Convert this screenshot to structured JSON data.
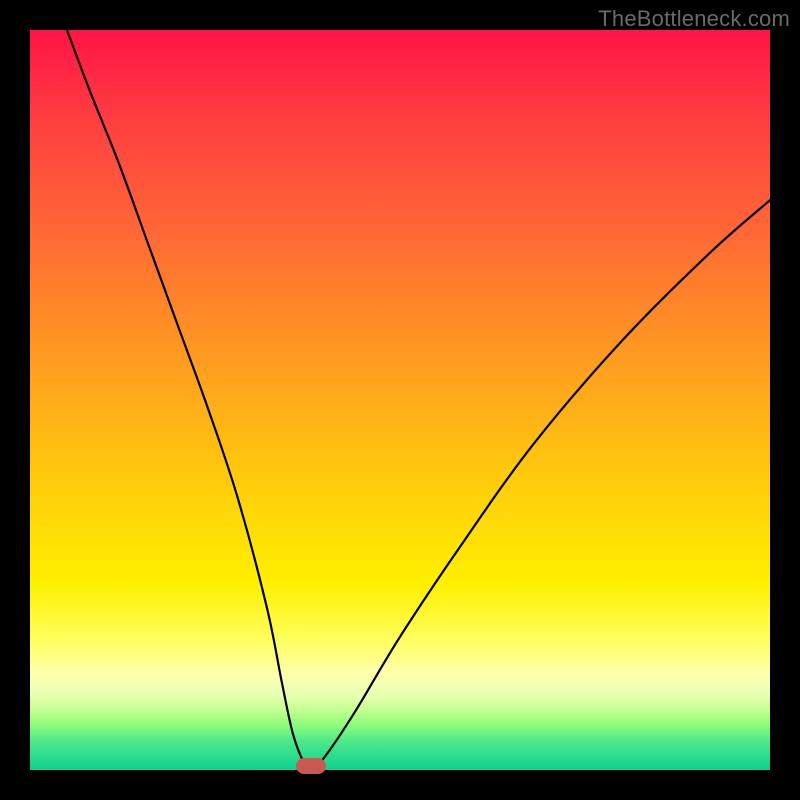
{
  "watermark": "TheBottleneck.com",
  "chart_data": {
    "type": "line",
    "title": "",
    "xlabel": "",
    "ylabel": "",
    "xlim": [
      0,
      100
    ],
    "ylim": [
      0,
      100
    ],
    "grid": false,
    "legend": false,
    "series": [
      {
        "name": "bottleneck-curve",
        "x": [
          5,
          8,
          12,
          16,
          20,
          24,
          28,
          32,
          34,
          35.5,
          37,
          38,
          40,
          44,
          50,
          58,
          68,
          80,
          92,
          100
        ],
        "y": [
          100,
          92,
          82,
          71,
          60,
          49,
          37,
          22,
          12,
          5,
          1,
          0,
          2,
          8,
          18,
          30,
          44,
          58,
          70,
          77
        ]
      }
    ],
    "minimum_marker": {
      "x": 38,
      "y": 0
    },
    "background_gradient": {
      "top": "#ff1445",
      "bottom": "#0ed090",
      "stops": [
        "#ff1445",
        "#ff6a35",
        "#ffcf0a",
        "#ffff66",
        "#8afc7a",
        "#0ed090"
      ]
    }
  }
}
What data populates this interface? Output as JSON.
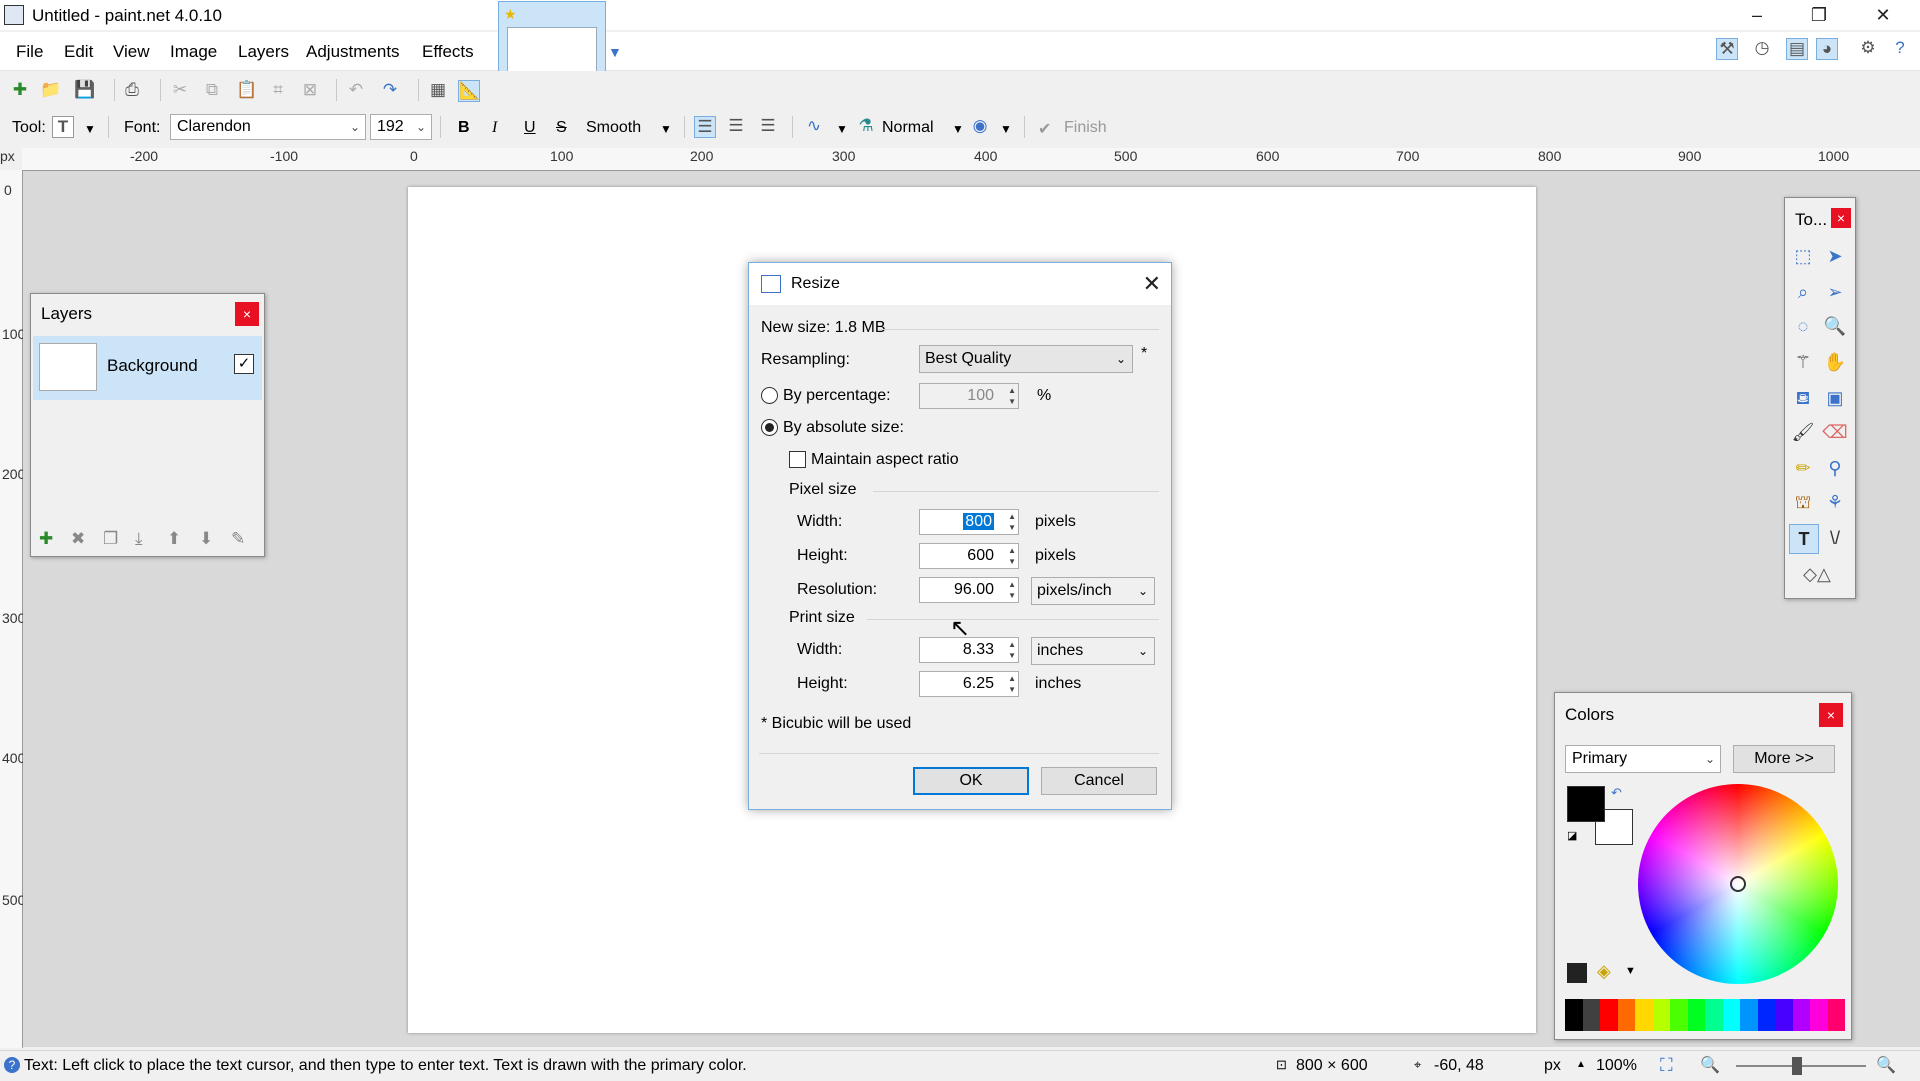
{
  "window": {
    "title": "Untitled - paint.net 4.0.10",
    "minimize": "–",
    "restore": "❐",
    "close": "✕"
  },
  "menu": [
    "File",
    "Edit",
    "View",
    "Image",
    "Layers",
    "Adjustments",
    "Effects"
  ],
  "tool_options": {
    "tool_label": "Tool:",
    "font_label": "Font:",
    "font_value": "Clarendon",
    "size_value": "192",
    "antialias": "Smooth",
    "blend_mode": "Normal",
    "finish": "Finish",
    "bold": "B",
    "italic": "I",
    "underline": "U",
    "strike": "S"
  },
  "ruler": {
    "unit": "px",
    "top_labels": [
      "-200",
      "-100",
      "0",
      "100",
      "200",
      "300",
      "400",
      "500",
      "600",
      "700",
      "800",
      "900",
      "1000"
    ],
    "left_labels": [
      "0",
      "100",
      "200",
      "300",
      "400",
      "500"
    ]
  },
  "layers_panel": {
    "title": "Layers",
    "layer_name": "Background",
    "visible_check": "✓"
  },
  "tools_panel": {
    "title": "To..."
  },
  "colors_panel": {
    "title": "Colors",
    "mode": "Primary",
    "more": "More >>",
    "primary_color": "#000000",
    "secondary_color": "#ffffff",
    "palette": [
      "#000000",
      "#404040",
      "#ff0000",
      "#ff6a00",
      "#ffd800",
      "#b6ff00",
      "#4cff00",
      "#00ff21",
      "#00ff90",
      "#00ffff",
      "#0094ff",
      "#0026ff",
      "#4800ff",
      "#b200ff",
      "#ff00dc",
      "#ff006e"
    ]
  },
  "dialog": {
    "title": "Resize",
    "new_size": "New size: 1.8 MB",
    "resampling_label": "Resampling:",
    "resampling_value": "Best Quality",
    "asterisk": "*",
    "by_percentage": "By percentage:",
    "percentage_value": "100",
    "percent_sign": "%",
    "by_absolute": "By absolute size:",
    "maintain_aspect": "Maintain aspect ratio",
    "pixel_size": "Pixel size",
    "width_label": "Width:",
    "height_label": "Height:",
    "resolution_label": "Resolution:",
    "pixel_width": "800",
    "pixel_height": "600",
    "resolution": "96.00",
    "pixels_unit": "pixels",
    "resolution_unit": "pixels/inch",
    "print_size": "Print size",
    "print_width": "8.33",
    "print_height": "6.25",
    "inches_unit": "inches",
    "note": "* Bicubic will be used",
    "ok": "OK",
    "cancel": "Cancel"
  },
  "status": {
    "hint": "Text: Left click to place the text cursor, and then type to enter text. Text is drawn with the primary color.",
    "image_size": "800 × 600",
    "cursor_pos": "-60, 48",
    "unit": "px",
    "zoom": "100%"
  }
}
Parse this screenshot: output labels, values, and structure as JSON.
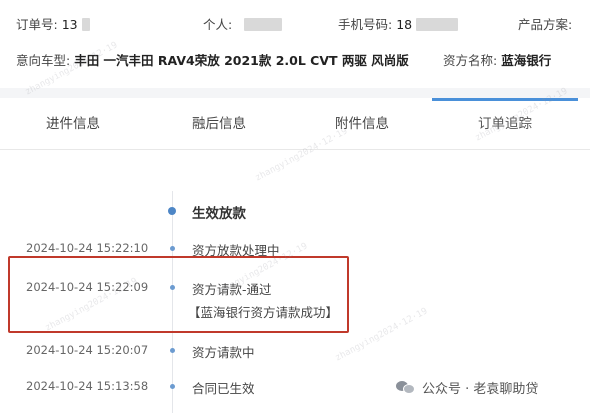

———

__Given task__: Scan the entries above and work out how many lines include the word "JSON"; the reply is that number alone.

__Answer to this problem__: 3